> **STATED EXERCISE**:
Set down the whole listing verbatim.

> **INFORMATION PROVIDED**:

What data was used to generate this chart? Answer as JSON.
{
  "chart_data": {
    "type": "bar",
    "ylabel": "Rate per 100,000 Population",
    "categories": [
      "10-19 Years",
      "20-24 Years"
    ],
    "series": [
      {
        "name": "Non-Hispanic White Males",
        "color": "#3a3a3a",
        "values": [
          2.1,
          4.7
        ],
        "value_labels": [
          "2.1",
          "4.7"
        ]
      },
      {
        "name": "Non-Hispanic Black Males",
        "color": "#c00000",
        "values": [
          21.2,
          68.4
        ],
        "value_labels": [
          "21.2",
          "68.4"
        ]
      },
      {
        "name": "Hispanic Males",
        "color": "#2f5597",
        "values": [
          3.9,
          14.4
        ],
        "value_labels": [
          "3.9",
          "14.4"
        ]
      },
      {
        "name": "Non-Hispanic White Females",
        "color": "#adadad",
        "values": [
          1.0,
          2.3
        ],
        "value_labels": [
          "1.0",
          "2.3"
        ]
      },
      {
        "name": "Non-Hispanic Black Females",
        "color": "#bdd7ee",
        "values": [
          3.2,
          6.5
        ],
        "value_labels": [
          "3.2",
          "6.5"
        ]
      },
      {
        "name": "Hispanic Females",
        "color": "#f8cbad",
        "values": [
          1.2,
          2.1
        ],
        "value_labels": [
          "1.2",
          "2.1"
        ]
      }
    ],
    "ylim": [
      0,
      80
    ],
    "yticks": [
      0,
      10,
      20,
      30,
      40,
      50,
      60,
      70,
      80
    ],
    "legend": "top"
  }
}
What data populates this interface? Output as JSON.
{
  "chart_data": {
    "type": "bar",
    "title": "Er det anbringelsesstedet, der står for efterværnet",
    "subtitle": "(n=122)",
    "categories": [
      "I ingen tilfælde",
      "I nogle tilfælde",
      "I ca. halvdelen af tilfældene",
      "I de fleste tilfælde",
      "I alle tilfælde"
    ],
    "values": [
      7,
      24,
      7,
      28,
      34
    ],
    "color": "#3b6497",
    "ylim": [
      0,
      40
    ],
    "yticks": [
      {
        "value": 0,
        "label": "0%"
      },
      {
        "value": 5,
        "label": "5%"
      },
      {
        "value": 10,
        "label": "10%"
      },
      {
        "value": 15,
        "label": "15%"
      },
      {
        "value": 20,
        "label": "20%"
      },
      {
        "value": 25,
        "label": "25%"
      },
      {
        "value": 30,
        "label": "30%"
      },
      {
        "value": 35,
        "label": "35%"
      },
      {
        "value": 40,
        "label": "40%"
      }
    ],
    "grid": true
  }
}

> **RESULT OF THIS TASK**:
What data was used to generate this chart? Answer as JSON.
{
  "chart_data": {
    "type": "bar",
    "ylabel": "Rate per 100,000 Population",
    "categories": [
      "10-19 Years",
      "20-24 Years"
    ],
    "series": [
      {
        "name": "Non-Hispanic White Males",
        "color": "#3a3a3a",
        "values": [
          2.1,
          4.7
        ],
        "value_labels": [
          "2.1",
          "4.7"
        ]
      },
      {
        "name": "Non-Hispanic Black Males",
        "color": "#c00000",
        "values": [
          21.2,
          68.4
        ],
        "value_labels": [
          "21.2",
          "68.4"
        ]
      },
      {
        "name": "Hispanic Males",
        "color": "#2f5597",
        "values": [
          3.9,
          14.4
        ],
        "value_labels": [
          "3.9",
          "14.4"
        ]
      },
      {
        "name": "Non-Hispanic White Females",
        "color": "#adadad",
        "values": [
          1.0,
          2.3
        ],
        "value_labels": [
          "1.0",
          "2.3"
        ]
      },
      {
        "name": "Non-Hispanic Black Females",
        "color": "#bdd7ee",
        "values": [
          3.2,
          6.5
        ],
        "value_labels": [
          "3.2",
          "6.5"
        ]
      },
      {
        "name": "Hispanic Females",
        "color": "#f8cbad",
        "values": [
          1.2,
          2.1
        ],
        "value_labels": [
          "1.2",
          "2.1"
        ]
      }
    ],
    "ylim": [
      0,
      80
    ],
    "yticks": [
      0,
      10,
      20,
      30,
      40,
      50,
      60,
      70,
      80
    ],
    "legend": "top"
  }
}
What data populates this interface? Output as JSON.
{
  "chart_data": {
    "type": "bar",
    "title": "Er det anbringelsesstedet, der står for efterværnet",
    "subtitle": "(n=122)",
    "categories": [
      "I ingen tilfælde",
      "I nogle tilfælde",
      "I ca. halvdelen af tilfældene",
      "I de fleste tilfælde",
      "I alle tilfælde"
    ],
    "values": [
      7,
      24,
      7,
      28,
      34
    ],
    "color": "#3b6497",
    "ylim": [
      0,
      40
    ],
    "yticks": [
      {
        "value": 0,
        "label": "0%"
      },
      {
        "value": 5,
        "label": "5%"
      },
      {
        "value": 10,
        "label": "10%"
      },
      {
        "value": 15,
        "label": "15%"
      },
      {
        "value": 20,
        "label": "20%"
      },
      {
        "value": 25,
        "label": "25%"
      },
      {
        "value": 30,
        "label": "30%"
      },
      {
        "value": 35,
        "label": "35%"
      },
      {
        "value": 40,
        "label": "40%"
      }
    ],
    "grid": true
  }
}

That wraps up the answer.